▶ **GIVEN DATA**:

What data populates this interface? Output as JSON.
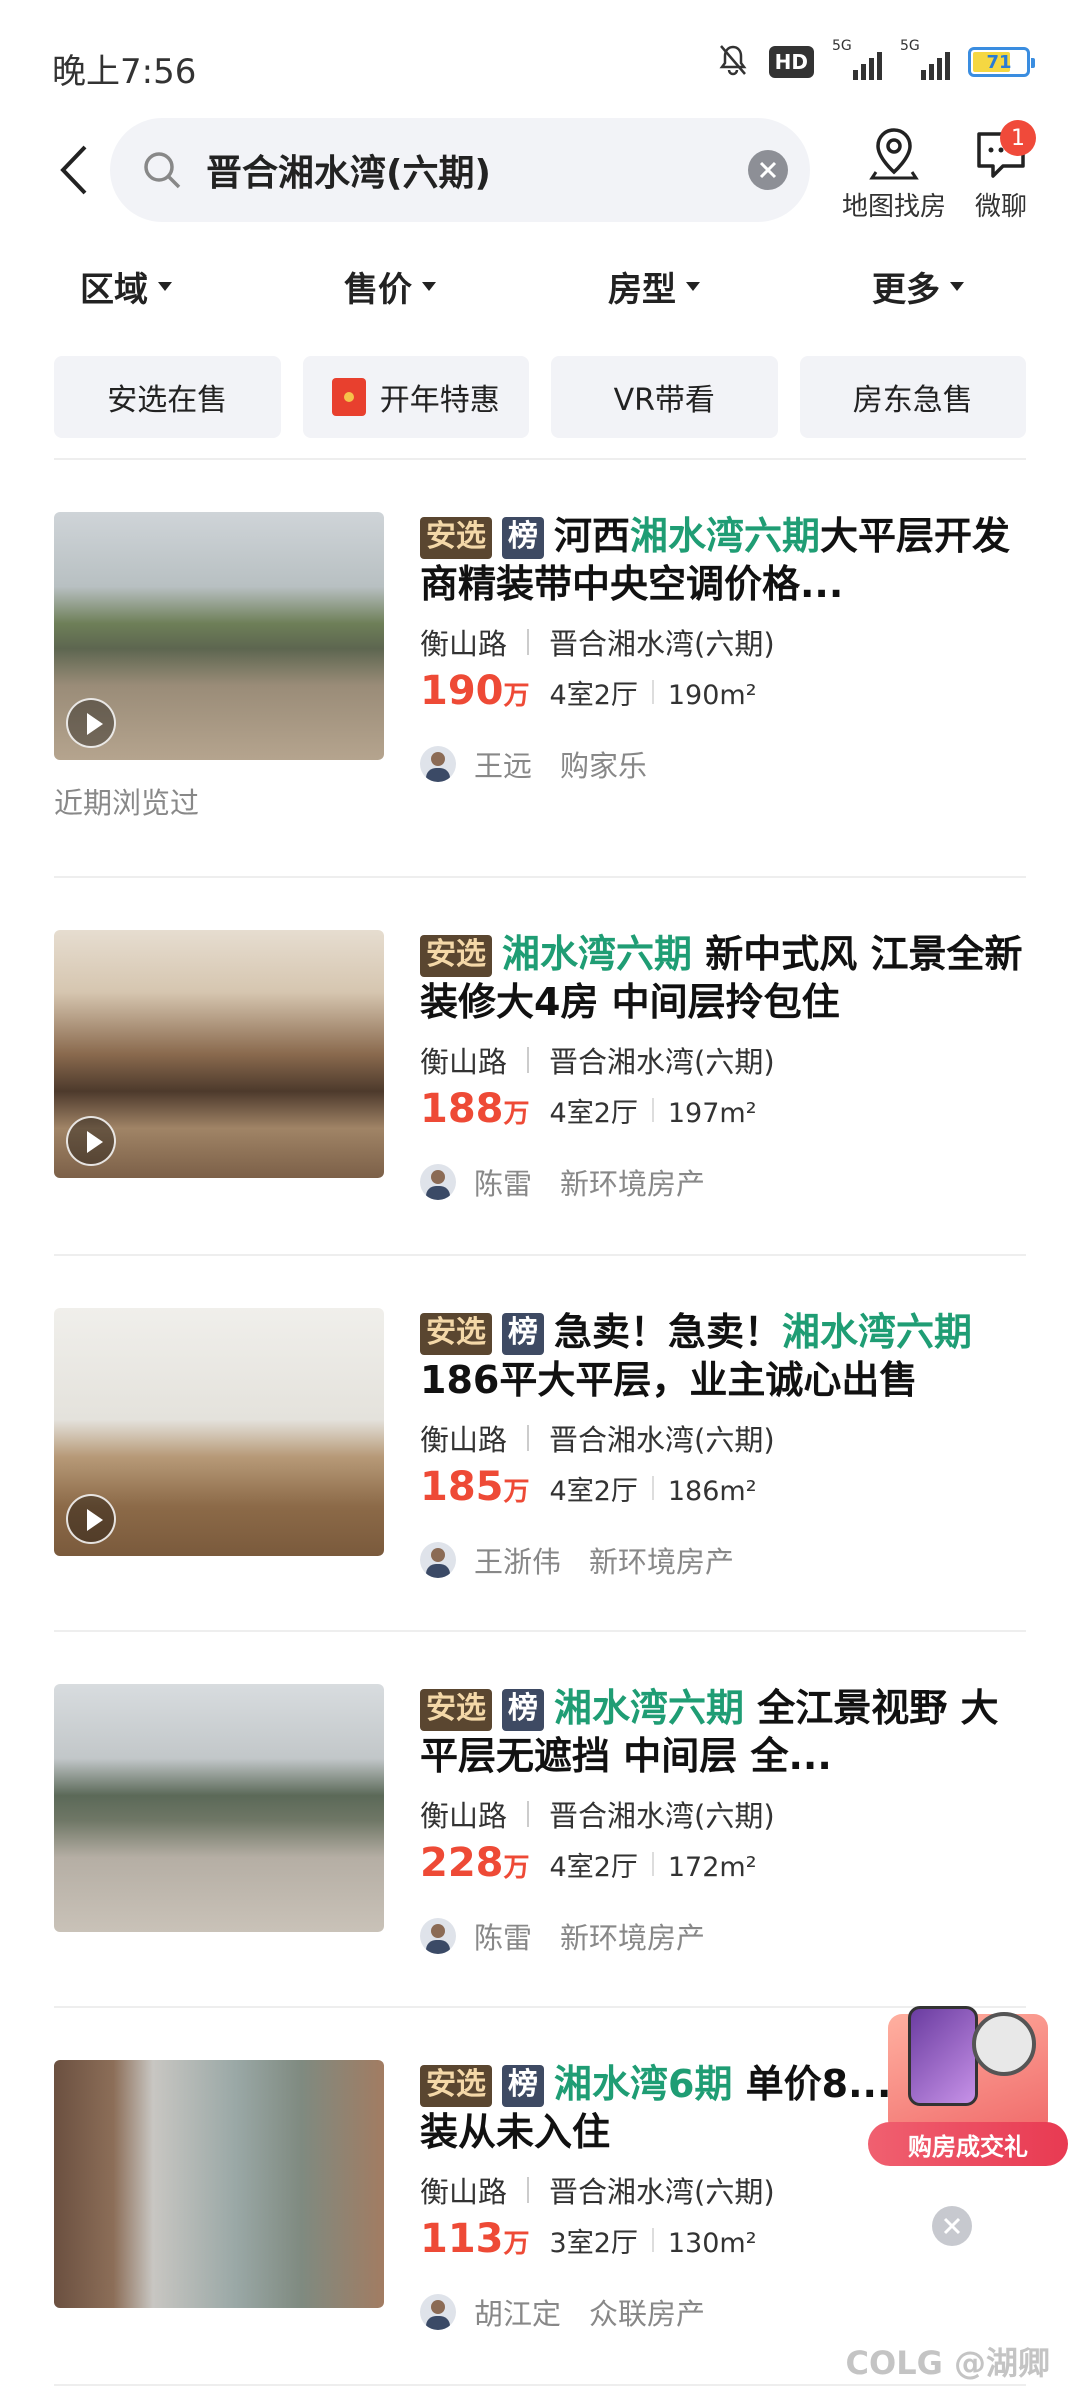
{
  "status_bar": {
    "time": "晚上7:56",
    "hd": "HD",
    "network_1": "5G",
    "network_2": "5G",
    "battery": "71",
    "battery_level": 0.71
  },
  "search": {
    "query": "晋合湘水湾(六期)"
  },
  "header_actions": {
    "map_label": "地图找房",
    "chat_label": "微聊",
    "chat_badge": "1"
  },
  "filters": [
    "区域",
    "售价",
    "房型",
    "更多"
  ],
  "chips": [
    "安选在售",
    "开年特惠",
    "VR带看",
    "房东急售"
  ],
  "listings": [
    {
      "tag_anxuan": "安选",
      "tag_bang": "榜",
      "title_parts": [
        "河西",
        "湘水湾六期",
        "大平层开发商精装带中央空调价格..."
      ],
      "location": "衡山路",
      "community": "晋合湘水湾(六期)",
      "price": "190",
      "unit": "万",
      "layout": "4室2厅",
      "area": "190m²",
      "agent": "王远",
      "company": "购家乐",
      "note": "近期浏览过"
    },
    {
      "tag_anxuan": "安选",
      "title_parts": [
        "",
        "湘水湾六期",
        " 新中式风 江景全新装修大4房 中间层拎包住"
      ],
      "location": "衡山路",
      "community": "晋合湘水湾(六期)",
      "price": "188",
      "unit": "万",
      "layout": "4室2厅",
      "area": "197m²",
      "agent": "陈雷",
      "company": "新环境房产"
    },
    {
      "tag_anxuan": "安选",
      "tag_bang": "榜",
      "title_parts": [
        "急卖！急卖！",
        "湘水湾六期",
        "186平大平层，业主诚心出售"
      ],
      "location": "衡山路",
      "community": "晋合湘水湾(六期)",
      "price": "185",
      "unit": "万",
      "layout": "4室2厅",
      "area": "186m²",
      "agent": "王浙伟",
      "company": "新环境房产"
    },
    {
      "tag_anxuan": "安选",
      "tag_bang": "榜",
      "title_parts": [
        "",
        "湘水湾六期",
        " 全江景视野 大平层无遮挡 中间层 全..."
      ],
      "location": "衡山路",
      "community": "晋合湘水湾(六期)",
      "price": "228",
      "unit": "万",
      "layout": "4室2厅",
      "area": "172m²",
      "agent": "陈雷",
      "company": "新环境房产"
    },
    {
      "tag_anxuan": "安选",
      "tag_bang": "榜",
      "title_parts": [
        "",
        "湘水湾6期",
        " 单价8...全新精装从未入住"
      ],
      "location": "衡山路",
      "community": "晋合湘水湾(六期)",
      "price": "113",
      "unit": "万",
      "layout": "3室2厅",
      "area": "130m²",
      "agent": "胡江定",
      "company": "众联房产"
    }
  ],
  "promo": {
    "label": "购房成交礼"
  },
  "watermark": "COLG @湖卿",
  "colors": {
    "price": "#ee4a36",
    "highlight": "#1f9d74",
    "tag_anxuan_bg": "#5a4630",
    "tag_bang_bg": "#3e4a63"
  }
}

▶ **GIVEN REQUEST**: All records must be output exactly as they are, except for the pictures, which are left out.

▶ **WRITTEN ANSWER**:
What data populates this interface? Output as JSON.
{
  "status_bar": {
    "time": "晚上7:56",
    "hd": "HD",
    "network_1": "5G",
    "network_2": "5G",
    "battery": "71",
    "battery_level": 0.71
  },
  "search": {
    "query": "晋合湘水湾(六期)"
  },
  "header_actions": {
    "map_label": "地图找房",
    "chat_label": "微聊",
    "chat_badge": "1"
  },
  "filters": [
    "区域",
    "售价",
    "房型",
    "更多"
  ],
  "chips": [
    "安选在售",
    "开年特惠",
    "VR带看",
    "房东急售"
  ],
  "listings": [
    {
      "tag_anxuan": "安选",
      "tag_bang": "榜",
      "title_parts": [
        "河西",
        "湘水湾六期",
        "大平层开发商精装带中央空调价格..."
      ],
      "location": "衡山路",
      "community": "晋合湘水湾(六期)",
      "price": "190",
      "unit": "万",
      "layout": "4室2厅",
      "area": "190m²",
      "agent": "王远",
      "company": "购家乐",
      "note": "近期浏览过"
    },
    {
      "tag_anxuan": "安选",
      "title_parts": [
        "",
        "湘水湾六期",
        " 新中式风 江景全新装修大4房 中间层拎包住"
      ],
      "location": "衡山路",
      "community": "晋合湘水湾(六期)",
      "price": "188",
      "unit": "万",
      "layout": "4室2厅",
      "area": "197m²",
      "agent": "陈雷",
      "company": "新环境房产"
    },
    {
      "tag_anxuan": "安选",
      "tag_bang": "榜",
      "title_parts": [
        "急卖！急卖！",
        "湘水湾六期",
        "186平大平层，业主诚心出售"
      ],
      "location": "衡山路",
      "community": "晋合湘水湾(六期)",
      "price": "185",
      "unit": "万",
      "layout": "4室2厅",
      "area": "186m²",
      "agent": "王浙伟",
      "company": "新环境房产"
    },
    {
      "tag_anxuan": "安选",
      "tag_bang": "榜",
      "title_parts": [
        "",
        "湘水湾六期",
        " 全江景视野 大平层无遮挡 中间层 全..."
      ],
      "location": "衡山路",
      "community": "晋合湘水湾(六期)",
      "price": "228",
      "unit": "万",
      "layout": "4室2厅",
      "area": "172m²",
      "agent": "陈雷",
      "company": "新环境房产"
    },
    {
      "tag_anxuan": "安选",
      "tag_bang": "榜",
      "title_parts": [
        "",
        "湘水湾6期",
        " 单价8...全新精装从未入住"
      ],
      "location": "衡山路",
      "community": "晋合湘水湾(六期)",
      "price": "113",
      "unit": "万",
      "layout": "3室2厅",
      "area": "130m²",
      "agent": "胡江定",
      "company": "众联房产"
    }
  ],
  "promo": {
    "label": "购房成交礼"
  },
  "watermark": "COLG @湖卿",
  "colors": {
    "price": "#ee4a36",
    "highlight": "#1f9d74",
    "tag_anxuan_bg": "#5a4630",
    "tag_bang_bg": "#3e4a63"
  }
}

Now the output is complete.